## Chart and figure data

━━━━━━━━━━━━━━━━

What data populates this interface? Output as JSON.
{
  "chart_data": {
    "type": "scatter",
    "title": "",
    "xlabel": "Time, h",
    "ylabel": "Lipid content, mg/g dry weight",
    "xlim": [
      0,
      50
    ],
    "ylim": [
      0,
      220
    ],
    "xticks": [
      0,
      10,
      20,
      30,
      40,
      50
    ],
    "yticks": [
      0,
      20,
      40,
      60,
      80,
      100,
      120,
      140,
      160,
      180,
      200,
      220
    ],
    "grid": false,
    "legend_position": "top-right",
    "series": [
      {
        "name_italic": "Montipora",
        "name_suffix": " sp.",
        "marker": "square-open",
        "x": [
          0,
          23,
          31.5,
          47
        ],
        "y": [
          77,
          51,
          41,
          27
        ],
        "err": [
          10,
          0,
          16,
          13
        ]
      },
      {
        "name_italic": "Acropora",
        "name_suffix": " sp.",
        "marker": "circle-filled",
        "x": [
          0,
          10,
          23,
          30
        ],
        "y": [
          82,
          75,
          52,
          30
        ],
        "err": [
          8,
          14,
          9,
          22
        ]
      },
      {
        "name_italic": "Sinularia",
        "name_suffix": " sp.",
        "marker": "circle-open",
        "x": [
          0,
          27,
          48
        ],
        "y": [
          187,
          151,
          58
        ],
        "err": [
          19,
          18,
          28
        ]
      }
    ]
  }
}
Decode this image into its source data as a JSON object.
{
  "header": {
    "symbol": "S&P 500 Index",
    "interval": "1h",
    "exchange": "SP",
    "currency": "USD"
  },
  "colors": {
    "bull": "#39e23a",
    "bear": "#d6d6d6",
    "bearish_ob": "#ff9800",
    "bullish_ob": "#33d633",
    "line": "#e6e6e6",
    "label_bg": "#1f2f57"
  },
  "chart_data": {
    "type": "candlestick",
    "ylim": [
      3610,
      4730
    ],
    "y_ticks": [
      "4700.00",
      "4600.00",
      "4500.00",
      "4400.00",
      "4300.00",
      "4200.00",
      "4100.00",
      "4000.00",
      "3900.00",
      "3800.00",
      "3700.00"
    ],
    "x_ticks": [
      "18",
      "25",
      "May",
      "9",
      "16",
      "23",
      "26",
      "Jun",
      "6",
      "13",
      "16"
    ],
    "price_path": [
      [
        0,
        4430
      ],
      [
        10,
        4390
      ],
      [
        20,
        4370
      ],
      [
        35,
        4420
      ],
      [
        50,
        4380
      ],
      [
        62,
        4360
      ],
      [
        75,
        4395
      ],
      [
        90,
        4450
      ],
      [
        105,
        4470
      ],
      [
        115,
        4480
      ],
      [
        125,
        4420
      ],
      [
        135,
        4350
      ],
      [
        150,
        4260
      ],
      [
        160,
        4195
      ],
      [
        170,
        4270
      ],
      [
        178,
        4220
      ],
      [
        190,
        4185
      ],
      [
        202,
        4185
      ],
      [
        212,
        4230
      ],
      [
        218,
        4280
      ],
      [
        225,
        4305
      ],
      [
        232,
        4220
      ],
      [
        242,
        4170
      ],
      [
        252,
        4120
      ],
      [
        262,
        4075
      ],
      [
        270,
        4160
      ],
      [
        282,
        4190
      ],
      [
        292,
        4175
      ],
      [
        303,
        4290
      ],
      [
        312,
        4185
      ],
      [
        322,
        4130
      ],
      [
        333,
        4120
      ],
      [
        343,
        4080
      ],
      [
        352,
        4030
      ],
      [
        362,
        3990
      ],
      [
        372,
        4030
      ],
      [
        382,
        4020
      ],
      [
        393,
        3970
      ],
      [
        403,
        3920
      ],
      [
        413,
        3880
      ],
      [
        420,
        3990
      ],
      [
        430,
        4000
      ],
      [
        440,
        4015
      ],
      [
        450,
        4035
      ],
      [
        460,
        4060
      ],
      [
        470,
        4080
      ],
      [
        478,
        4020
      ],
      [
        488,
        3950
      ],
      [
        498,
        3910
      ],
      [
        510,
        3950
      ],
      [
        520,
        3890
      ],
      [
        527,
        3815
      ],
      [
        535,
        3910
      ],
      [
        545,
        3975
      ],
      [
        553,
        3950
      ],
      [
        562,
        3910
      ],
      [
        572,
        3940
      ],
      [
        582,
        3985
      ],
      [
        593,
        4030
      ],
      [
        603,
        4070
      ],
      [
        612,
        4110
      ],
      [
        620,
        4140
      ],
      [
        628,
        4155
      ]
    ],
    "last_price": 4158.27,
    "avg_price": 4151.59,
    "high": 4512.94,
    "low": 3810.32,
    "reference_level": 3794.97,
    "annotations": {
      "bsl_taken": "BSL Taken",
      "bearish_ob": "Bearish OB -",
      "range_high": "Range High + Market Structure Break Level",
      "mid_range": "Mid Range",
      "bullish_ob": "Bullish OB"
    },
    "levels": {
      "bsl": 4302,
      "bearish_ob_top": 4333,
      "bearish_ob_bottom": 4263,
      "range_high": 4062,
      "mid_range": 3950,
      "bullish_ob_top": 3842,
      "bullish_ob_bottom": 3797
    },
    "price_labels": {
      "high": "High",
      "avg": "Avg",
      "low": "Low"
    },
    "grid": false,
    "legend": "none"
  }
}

━━━━━━━━━━━━━━━━

Return all the data exactly as given.

## Result below
What data populates this interface? Output as JSON.
{
  "chart_data": {
    "type": "scatter",
    "title": "",
    "xlabel": "Time, h",
    "ylabel": "Lipid content, mg/g dry weight",
    "xlim": [
      0,
      50
    ],
    "ylim": [
      0,
      220
    ],
    "xticks": [
      0,
      10,
      20,
      30,
      40,
      50
    ],
    "yticks": [
      0,
      20,
      40,
      60,
      80,
      100,
      120,
      140,
      160,
      180,
      200,
      220
    ],
    "grid": false,
    "legend_position": "top-right",
    "series": [
      {
        "name_italic": "Montipora",
        "name_suffix": " sp.",
        "marker": "square-open",
        "x": [
          0,
          23,
          31.5,
          47
        ],
        "y": [
          77,
          51,
          41,
          27
        ],
        "err": [
          10,
          0,
          16,
          13
        ]
      },
      {
        "name_italic": "Acropora",
        "name_suffix": " sp.",
        "marker": "circle-filled",
        "x": [
          0,
          10,
          23,
          30
        ],
        "y": [
          82,
          75,
          52,
          30
        ],
        "err": [
          8,
          14,
          9,
          22
        ]
      },
      {
        "name_italic": "Sinularia",
        "name_suffix": " sp.",
        "marker": "circle-open",
        "x": [
          0,
          27,
          48
        ],
        "y": [
          187,
          151,
          58
        ],
        "err": [
          19,
          18,
          28
        ]
      }
    ]
  }
}
Decode this image into its source data as a JSON object.
{
  "header": {
    "symbol": "S&P 500 Index",
    "interval": "1h",
    "exchange": "SP",
    "currency": "USD"
  },
  "colors": {
    "bull": "#39e23a",
    "bear": "#d6d6d6",
    "bearish_ob": "#ff9800",
    "bullish_ob": "#33d633",
    "line": "#e6e6e6",
    "label_bg": "#1f2f57"
  },
  "chart_data": {
    "type": "candlestick",
    "ylim": [
      3610,
      4730
    ],
    "y_ticks": [
      "4700.00",
      "4600.00",
      "4500.00",
      "4400.00",
      "4300.00",
      "4200.00",
      "4100.00",
      "4000.00",
      "3900.00",
      "3800.00",
      "3700.00"
    ],
    "x_ticks": [
      "18",
      "25",
      "May",
      "9",
      "16",
      "23",
      "26",
      "Jun",
      "6",
      "13",
      "16"
    ],
    "price_path": [
      [
        0,
        4430
      ],
      [
        10,
        4390
      ],
      [
        20,
        4370
      ],
      [
        35,
        4420
      ],
      [
        50,
        4380
      ],
      [
        62,
        4360
      ],
      [
        75,
        4395
      ],
      [
        90,
        4450
      ],
      [
        105,
        4470
      ],
      [
        115,
        4480
      ],
      [
        125,
        4420
      ],
      [
        135,
        4350
      ],
      [
        150,
        4260
      ],
      [
        160,
        4195
      ],
      [
        170,
        4270
      ],
      [
        178,
        4220
      ],
      [
        190,
        4185
      ],
      [
        202,
        4185
      ],
      [
        212,
        4230
      ],
      [
        218,
        4280
      ],
      [
        225,
        4305
      ],
      [
        232,
        4220
      ],
      [
        242,
        4170
      ],
      [
        252,
        4120
      ],
      [
        262,
        4075
      ],
      [
        270,
        4160
      ],
      [
        282,
        4190
      ],
      [
        292,
        4175
      ],
      [
        303,
        4290
      ],
      [
        312,
        4185
      ],
      [
        322,
        4130
      ],
      [
        333,
        4120
      ],
      [
        343,
        4080
      ],
      [
        352,
        4030
      ],
      [
        362,
        3990
      ],
      [
        372,
        4030
      ],
      [
        382,
        4020
      ],
      [
        393,
        3970
      ],
      [
        403,
        3920
      ],
      [
        413,
        3880
      ],
      [
        420,
        3990
      ],
      [
        430,
        4000
      ],
      [
        440,
        4015
      ],
      [
        450,
        4035
      ],
      [
        460,
        4060
      ],
      [
        470,
        4080
      ],
      [
        478,
        4020
      ],
      [
        488,
        3950
      ],
      [
        498,
        3910
      ],
      [
        510,
        3950
      ],
      [
        520,
        3890
      ],
      [
        527,
        3815
      ],
      [
        535,
        3910
      ],
      [
        545,
        3975
      ],
      [
        553,
        3950
      ],
      [
        562,
        3910
      ],
      [
        572,
        3940
      ],
      [
        582,
        3985
      ],
      [
        593,
        4030
      ],
      [
        603,
        4070
      ],
      [
        612,
        4110
      ],
      [
        620,
        4140
      ],
      [
        628,
        4155
      ]
    ],
    "last_price": 4158.27,
    "avg_price": 4151.59,
    "high": 4512.94,
    "low": 3810.32,
    "reference_level": 3794.97,
    "annotations": {
      "bsl_taken": "BSL Taken",
      "bearish_ob": "Bearish OB -",
      "range_high": "Range High + Market Structure Break Level",
      "mid_range": "Mid Range",
      "bullish_ob": "Bullish OB"
    },
    "levels": {
      "bsl": 4302,
      "bearish_ob_top": 4333,
      "bearish_ob_bottom": 4263,
      "range_high": 4062,
      "mid_range": 3950,
      "bullish_ob_top": 3842,
      "bullish_ob_bottom": 3797
    },
    "price_labels": {
      "high": "High",
      "avg": "Avg",
      "low": "Low"
    },
    "grid": false,
    "legend": "none"
  }
}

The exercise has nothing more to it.